**Data shown**
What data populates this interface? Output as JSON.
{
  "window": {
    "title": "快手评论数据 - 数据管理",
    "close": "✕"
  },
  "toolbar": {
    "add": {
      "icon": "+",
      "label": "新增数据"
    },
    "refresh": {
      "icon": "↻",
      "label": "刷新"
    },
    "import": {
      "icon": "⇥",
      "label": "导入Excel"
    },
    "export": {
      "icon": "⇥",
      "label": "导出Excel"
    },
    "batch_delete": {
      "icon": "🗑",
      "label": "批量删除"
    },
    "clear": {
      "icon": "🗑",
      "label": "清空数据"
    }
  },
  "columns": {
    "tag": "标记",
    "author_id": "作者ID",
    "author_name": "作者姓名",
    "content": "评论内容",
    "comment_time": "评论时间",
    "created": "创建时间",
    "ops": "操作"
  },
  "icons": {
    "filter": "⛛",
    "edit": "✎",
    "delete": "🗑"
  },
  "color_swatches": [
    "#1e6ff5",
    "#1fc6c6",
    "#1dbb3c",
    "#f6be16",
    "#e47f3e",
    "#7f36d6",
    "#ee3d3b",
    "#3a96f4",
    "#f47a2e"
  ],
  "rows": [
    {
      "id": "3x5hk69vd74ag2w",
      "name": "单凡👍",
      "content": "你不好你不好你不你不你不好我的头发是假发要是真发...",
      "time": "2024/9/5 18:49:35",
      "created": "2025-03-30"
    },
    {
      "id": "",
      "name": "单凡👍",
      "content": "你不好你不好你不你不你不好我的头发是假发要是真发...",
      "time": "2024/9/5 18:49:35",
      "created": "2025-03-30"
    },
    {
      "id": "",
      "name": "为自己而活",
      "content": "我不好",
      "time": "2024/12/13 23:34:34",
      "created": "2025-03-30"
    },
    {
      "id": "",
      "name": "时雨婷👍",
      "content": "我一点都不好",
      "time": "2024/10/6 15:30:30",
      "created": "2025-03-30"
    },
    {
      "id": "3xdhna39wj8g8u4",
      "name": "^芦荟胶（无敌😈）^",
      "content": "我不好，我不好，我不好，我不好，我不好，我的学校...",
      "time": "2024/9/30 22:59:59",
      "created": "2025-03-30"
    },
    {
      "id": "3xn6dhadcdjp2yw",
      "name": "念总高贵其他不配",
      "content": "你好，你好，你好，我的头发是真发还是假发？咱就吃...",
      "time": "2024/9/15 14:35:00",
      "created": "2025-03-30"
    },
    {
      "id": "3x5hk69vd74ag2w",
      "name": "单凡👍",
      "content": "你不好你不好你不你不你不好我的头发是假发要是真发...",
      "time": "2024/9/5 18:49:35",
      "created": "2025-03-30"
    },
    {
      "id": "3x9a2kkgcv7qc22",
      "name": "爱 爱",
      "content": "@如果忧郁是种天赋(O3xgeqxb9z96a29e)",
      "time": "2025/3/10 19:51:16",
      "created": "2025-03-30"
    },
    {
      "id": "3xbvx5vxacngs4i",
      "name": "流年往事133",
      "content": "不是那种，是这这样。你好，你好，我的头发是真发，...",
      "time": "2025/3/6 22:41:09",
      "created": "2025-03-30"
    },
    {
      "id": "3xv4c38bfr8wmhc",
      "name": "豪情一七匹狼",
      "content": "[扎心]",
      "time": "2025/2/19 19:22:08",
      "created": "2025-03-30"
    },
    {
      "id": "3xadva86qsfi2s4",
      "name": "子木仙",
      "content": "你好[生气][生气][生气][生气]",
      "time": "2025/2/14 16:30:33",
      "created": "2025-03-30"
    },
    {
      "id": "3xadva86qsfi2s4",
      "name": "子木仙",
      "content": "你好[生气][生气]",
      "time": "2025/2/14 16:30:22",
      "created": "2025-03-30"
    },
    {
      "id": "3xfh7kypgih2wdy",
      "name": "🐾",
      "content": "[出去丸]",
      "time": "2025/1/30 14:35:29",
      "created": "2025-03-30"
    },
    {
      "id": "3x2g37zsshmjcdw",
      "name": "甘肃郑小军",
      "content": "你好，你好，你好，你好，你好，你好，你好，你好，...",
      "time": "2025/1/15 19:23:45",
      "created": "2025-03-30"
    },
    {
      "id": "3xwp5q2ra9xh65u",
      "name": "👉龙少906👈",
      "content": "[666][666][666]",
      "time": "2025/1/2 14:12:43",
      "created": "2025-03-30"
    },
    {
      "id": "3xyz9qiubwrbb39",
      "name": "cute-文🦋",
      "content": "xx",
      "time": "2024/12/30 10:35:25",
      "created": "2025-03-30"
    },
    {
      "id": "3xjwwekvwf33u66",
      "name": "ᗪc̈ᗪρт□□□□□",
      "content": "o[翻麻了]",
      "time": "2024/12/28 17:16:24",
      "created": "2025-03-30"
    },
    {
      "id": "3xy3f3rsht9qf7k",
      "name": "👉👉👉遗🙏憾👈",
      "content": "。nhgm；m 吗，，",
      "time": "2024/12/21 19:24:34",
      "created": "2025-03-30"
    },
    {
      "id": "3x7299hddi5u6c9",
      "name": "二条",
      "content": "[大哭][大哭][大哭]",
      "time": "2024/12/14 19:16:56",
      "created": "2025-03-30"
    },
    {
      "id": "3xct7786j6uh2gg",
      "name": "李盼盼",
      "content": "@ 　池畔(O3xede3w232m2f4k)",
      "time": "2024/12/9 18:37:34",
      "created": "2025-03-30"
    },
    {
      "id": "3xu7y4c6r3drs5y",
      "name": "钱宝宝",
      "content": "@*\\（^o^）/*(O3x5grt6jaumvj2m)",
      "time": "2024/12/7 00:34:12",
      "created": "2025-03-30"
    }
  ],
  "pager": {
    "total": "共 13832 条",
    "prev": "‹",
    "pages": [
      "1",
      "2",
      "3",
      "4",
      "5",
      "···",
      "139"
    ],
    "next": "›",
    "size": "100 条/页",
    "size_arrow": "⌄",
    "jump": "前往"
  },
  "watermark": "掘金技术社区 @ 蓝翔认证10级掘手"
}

**Task directions**
Isolate the lines above that contain the word "label" and copy them.

**Exercise solution**
      "label": "新增数据"
      "label": "刷新"
      "label": "导入Excel"
      "label": "导出Excel"
      "label": "批量删除"
      "label": "清空数据"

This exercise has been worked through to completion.